INSTRUCTIONS TO FOLLOW: Give the entries again exactly, every one of them.

......

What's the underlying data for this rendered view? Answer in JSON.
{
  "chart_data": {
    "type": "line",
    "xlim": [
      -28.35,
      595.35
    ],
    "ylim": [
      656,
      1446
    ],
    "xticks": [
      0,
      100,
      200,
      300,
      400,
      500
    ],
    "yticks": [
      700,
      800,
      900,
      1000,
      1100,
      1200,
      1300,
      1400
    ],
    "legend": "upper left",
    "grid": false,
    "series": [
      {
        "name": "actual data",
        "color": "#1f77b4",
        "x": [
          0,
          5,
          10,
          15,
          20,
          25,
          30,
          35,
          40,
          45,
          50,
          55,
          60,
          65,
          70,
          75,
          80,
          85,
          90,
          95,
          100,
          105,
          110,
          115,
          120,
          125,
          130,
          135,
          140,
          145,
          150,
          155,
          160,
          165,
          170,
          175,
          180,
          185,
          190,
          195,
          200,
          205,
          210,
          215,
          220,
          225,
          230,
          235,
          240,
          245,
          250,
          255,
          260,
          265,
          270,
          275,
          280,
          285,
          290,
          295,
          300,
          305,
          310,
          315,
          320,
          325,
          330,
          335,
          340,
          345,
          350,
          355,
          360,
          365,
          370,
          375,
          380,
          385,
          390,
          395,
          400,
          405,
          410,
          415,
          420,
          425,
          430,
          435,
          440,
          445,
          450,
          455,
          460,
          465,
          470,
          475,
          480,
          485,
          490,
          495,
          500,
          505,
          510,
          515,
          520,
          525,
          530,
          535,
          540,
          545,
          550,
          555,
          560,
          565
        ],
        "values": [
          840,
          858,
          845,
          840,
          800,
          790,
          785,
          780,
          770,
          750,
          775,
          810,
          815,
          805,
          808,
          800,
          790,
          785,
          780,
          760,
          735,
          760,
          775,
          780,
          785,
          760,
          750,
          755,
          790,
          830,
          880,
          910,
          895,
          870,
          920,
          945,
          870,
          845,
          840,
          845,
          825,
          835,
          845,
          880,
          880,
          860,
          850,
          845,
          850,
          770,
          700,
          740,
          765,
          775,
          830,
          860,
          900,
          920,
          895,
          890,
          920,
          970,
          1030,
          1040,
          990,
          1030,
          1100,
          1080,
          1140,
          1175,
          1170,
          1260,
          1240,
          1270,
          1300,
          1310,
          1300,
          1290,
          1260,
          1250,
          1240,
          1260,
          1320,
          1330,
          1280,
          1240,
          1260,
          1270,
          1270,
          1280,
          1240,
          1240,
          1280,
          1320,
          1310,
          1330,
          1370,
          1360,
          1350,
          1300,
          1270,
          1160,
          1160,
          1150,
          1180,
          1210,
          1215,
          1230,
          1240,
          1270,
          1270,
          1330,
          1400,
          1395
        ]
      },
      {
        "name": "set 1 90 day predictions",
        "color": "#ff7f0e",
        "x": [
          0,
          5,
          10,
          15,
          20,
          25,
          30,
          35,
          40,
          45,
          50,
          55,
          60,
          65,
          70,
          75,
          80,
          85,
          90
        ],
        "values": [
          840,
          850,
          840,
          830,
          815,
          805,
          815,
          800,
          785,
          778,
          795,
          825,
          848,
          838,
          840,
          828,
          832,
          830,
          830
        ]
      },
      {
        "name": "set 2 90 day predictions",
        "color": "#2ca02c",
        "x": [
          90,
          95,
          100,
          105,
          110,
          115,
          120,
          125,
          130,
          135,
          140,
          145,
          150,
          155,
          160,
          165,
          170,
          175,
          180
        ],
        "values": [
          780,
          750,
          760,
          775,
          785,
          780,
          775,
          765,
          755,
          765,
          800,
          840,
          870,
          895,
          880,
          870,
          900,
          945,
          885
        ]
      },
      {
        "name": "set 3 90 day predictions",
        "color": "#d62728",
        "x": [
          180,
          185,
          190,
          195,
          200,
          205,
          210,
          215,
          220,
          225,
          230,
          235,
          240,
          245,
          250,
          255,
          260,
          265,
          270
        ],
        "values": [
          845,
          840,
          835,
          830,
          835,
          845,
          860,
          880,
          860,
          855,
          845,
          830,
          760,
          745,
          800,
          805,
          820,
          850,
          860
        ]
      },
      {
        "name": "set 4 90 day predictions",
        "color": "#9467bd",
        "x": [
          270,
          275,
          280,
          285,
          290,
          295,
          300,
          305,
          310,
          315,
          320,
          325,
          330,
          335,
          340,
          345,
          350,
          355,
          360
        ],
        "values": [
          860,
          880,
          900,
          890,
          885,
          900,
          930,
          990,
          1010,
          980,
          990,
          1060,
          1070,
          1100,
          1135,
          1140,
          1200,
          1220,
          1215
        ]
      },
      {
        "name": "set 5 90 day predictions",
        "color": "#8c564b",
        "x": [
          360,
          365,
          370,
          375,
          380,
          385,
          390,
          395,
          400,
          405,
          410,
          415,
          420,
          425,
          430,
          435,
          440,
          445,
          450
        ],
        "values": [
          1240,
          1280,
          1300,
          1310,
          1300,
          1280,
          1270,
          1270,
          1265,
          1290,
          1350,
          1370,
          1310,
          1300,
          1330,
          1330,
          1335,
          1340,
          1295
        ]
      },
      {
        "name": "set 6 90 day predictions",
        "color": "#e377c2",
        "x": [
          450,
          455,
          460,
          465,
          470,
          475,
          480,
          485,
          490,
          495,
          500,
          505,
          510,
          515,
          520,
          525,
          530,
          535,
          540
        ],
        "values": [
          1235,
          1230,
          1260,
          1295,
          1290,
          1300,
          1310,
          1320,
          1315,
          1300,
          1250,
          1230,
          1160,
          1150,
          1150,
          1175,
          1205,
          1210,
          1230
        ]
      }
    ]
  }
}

......

FULL SOLUTION:
What's the underlying data for this rendered view? Answer in JSON.
{
  "chart_data": {
    "type": "line",
    "xlim": [
      -28.35,
      595.35
    ],
    "ylim": [
      656,
      1446
    ],
    "xticks": [
      0,
      100,
      200,
      300,
      400,
      500
    ],
    "yticks": [
      700,
      800,
      900,
      1000,
      1100,
      1200,
      1300,
      1400
    ],
    "legend": "upper left",
    "grid": false,
    "series": [
      {
        "name": "actual data",
        "color": "#1f77b4",
        "x": [
          0,
          5,
          10,
          15,
          20,
          25,
          30,
          35,
          40,
          45,
          50,
          55,
          60,
          65,
          70,
          75,
          80,
          85,
          90,
          95,
          100,
          105,
          110,
          115,
          120,
          125,
          130,
          135,
          140,
          145,
          150,
          155,
          160,
          165,
          170,
          175,
          180,
          185,
          190,
          195,
          200,
          205,
          210,
          215,
          220,
          225,
          230,
          235,
          240,
          245,
          250,
          255,
          260,
          265,
          270,
          275,
          280,
          285,
          290,
          295,
          300,
          305,
          310,
          315,
          320,
          325,
          330,
          335,
          340,
          345,
          350,
          355,
          360,
          365,
          370,
          375,
          380,
          385,
          390,
          395,
          400,
          405,
          410,
          415,
          420,
          425,
          430,
          435,
          440,
          445,
          450,
          455,
          460,
          465,
          470,
          475,
          480,
          485,
          490,
          495,
          500,
          505,
          510,
          515,
          520,
          525,
          530,
          535,
          540,
          545,
          550,
          555,
          560,
          565
        ],
        "values": [
          840,
          858,
          845,
          840,
          800,
          790,
          785,
          780,
          770,
          750,
          775,
          810,
          815,
          805,
          808,
          800,
          790,
          785,
          780,
          760,
          735,
          760,
          775,
          780,
          785,
          760,
          750,
          755,
          790,
          830,
          880,
          910,
          895,
          870,
          920,
          945,
          870,
          845,
          840,
          845,
          825,
          835,
          845,
          880,
          880,
          860,
          850,
          845,
          850,
          770,
          700,
          740,
          765,
          775,
          830,
          860,
          900,
          920,
          895,
          890,
          920,
          970,
          1030,
          1040,
          990,
          1030,
          1100,
          1080,
          1140,
          1175,
          1170,
          1260,
          1240,
          1270,
          1300,
          1310,
          1300,
          1290,
          1260,
          1250,
          1240,
          1260,
          1320,
          1330,
          1280,
          1240,
          1260,
          1270,
          1270,
          1280,
          1240,
          1240,
          1280,
          1320,
          1310,
          1330,
          1370,
          1360,
          1350,
          1300,
          1270,
          1160,
          1160,
          1150,
          1180,
          1210,
          1215,
          1230,
          1240,
          1270,
          1270,
          1330,
          1400,
          1395
        ]
      },
      {
        "name": "set 1 90 day predictions",
        "color": "#ff7f0e",
        "x": [
          0,
          5,
          10,
          15,
          20,
          25,
          30,
          35,
          40,
          45,
          50,
          55,
          60,
          65,
          70,
          75,
          80,
          85,
          90
        ],
        "values": [
          840,
          850,
          840,
          830,
          815,
          805,
          815,
          800,
          785,
          778,
          795,
          825,
          848,
          838,
          840,
          828,
          832,
          830,
          830
        ]
      },
      {
        "name": "set 2 90 day predictions",
        "color": "#2ca02c",
        "x": [
          90,
          95,
          100,
          105,
          110,
          115,
          120,
          125,
          130,
          135,
          140,
          145,
          150,
          155,
          160,
          165,
          170,
          175,
          180
        ],
        "values": [
          780,
          750,
          760,
          775,
          785,
          780,
          775,
          765,
          755,
          765,
          800,
          840,
          870,
          895,
          880,
          870,
          900,
          945,
          885
        ]
      },
      {
        "name": "set 3 90 day predictions",
        "color": "#d62728",
        "x": [
          180,
          185,
          190,
          195,
          200,
          205,
          210,
          215,
          220,
          225,
          230,
          235,
          240,
          245,
          250,
          255,
          260,
          265,
          270
        ],
        "values": [
          845,
          840,
          835,
          830,
          835,
          845,
          860,
          880,
          860,
          855,
          845,
          830,
          760,
          745,
          800,
          805,
          820,
          850,
          860
        ]
      },
      {
        "name": "set 4 90 day predictions",
        "color": "#9467bd",
        "x": [
          270,
          275,
          280,
          285,
          290,
          295,
          300,
          305,
          310,
          315,
          320,
          325,
          330,
          335,
          340,
          345,
          350,
          355,
          360
        ],
        "values": [
          860,
          880,
          900,
          890,
          885,
          900,
          930,
          990,
          1010,
          980,
          990,
          1060,
          1070,
          1100,
          1135,
          1140,
          1200,
          1220,
          1215
        ]
      },
      {
        "name": "set 5 90 day predictions",
        "color": "#8c564b",
        "x": [
          360,
          365,
          370,
          375,
          380,
          385,
          390,
          395,
          400,
          405,
          410,
          415,
          420,
          425,
          430,
          435,
          440,
          445,
          450
        ],
        "values": [
          1240,
          1280,
          1300,
          1310,
          1300,
          1280,
          1270,
          1270,
          1265,
          1290,
          1350,
          1370,
          1310,
          1300,
          1330,
          1330,
          1335,
          1340,
          1295
        ]
      },
      {
        "name": "set 6 90 day predictions",
        "color": "#e377c2",
        "x": [
          450,
          455,
          460,
          465,
          470,
          475,
          480,
          485,
          490,
          495,
          500,
          505,
          510,
          515,
          520,
          525,
          530,
          535,
          540
        ],
        "values": [
          1235,
          1230,
          1260,
          1295,
          1290,
          1300,
          1310,
          1320,
          1315,
          1300,
          1250,
          1230,
          1160,
          1150,
          1150,
          1175,
          1205,
          1210,
          1230
        ]
      }
    ]
  }
}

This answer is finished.